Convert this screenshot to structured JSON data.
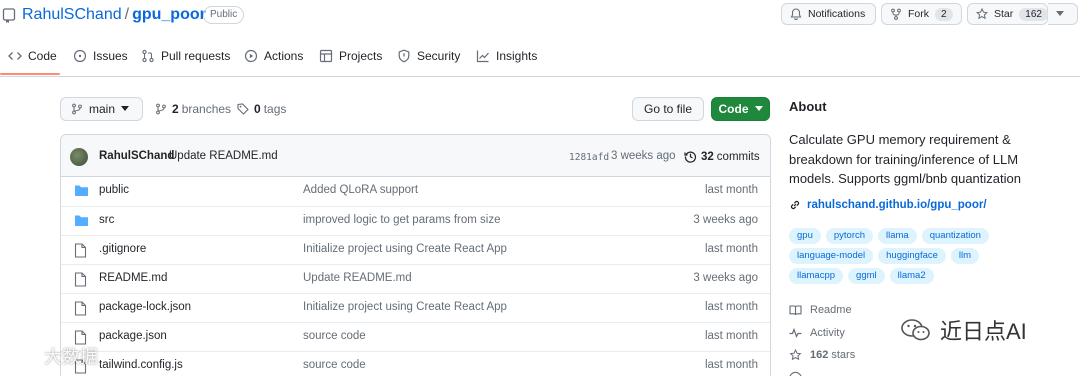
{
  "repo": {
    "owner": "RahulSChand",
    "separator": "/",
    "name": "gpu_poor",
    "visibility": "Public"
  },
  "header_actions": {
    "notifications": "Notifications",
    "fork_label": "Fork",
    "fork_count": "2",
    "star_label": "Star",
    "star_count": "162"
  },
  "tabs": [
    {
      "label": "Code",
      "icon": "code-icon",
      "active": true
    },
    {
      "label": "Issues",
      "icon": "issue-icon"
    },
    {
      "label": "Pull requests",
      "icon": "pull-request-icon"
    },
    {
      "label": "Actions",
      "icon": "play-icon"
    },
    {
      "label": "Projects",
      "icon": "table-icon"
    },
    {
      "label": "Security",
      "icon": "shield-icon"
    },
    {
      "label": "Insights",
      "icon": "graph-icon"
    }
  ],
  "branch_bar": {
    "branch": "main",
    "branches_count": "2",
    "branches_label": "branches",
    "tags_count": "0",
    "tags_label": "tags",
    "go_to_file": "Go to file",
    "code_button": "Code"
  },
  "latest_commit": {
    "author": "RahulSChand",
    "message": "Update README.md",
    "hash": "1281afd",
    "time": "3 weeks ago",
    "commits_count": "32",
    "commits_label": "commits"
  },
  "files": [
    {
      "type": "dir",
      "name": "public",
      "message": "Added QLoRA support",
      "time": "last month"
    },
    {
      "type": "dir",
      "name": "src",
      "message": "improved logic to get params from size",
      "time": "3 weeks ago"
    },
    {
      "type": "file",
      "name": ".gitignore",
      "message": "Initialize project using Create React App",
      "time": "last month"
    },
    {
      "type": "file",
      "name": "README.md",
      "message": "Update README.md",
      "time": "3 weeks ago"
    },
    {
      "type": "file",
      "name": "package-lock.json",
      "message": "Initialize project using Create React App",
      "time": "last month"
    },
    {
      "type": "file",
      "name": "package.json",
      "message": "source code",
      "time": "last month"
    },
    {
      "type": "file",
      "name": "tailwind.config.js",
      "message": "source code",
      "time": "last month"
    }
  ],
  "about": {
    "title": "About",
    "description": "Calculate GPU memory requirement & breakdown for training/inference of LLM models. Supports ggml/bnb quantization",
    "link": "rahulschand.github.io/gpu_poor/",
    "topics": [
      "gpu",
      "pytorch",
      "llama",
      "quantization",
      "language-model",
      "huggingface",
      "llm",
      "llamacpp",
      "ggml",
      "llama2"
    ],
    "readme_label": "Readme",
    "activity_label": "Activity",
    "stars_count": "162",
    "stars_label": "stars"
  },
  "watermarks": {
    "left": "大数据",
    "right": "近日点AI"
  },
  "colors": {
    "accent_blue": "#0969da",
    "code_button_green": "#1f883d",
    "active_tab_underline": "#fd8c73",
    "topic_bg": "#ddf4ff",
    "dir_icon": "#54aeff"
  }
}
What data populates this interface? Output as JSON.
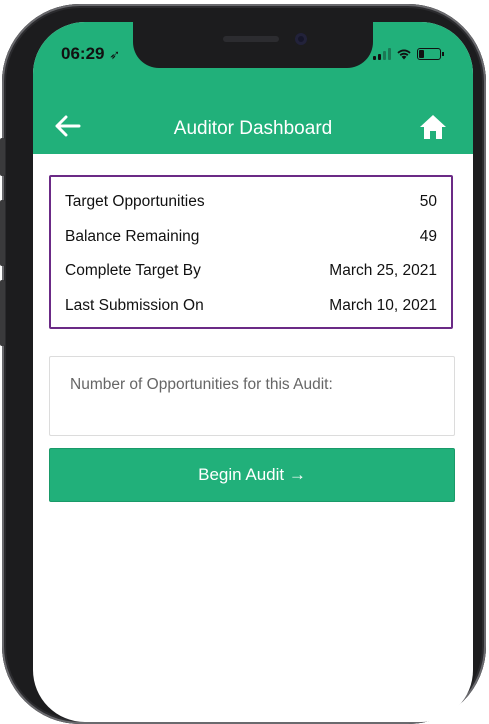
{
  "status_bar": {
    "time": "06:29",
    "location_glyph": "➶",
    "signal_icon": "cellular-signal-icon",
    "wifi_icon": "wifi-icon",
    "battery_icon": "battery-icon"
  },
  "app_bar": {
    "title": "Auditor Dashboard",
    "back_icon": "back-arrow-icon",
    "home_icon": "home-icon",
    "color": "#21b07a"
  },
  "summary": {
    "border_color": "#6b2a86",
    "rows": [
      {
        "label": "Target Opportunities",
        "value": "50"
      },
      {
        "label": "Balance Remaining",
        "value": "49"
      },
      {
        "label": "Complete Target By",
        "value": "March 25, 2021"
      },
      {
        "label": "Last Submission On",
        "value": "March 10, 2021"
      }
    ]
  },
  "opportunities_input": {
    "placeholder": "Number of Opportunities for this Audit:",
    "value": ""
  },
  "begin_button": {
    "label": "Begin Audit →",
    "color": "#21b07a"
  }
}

=-=-=

• [Written task]: Of the lines in the data, how many hold the string "title"? State the number, nothing else.

• [Answer]: 2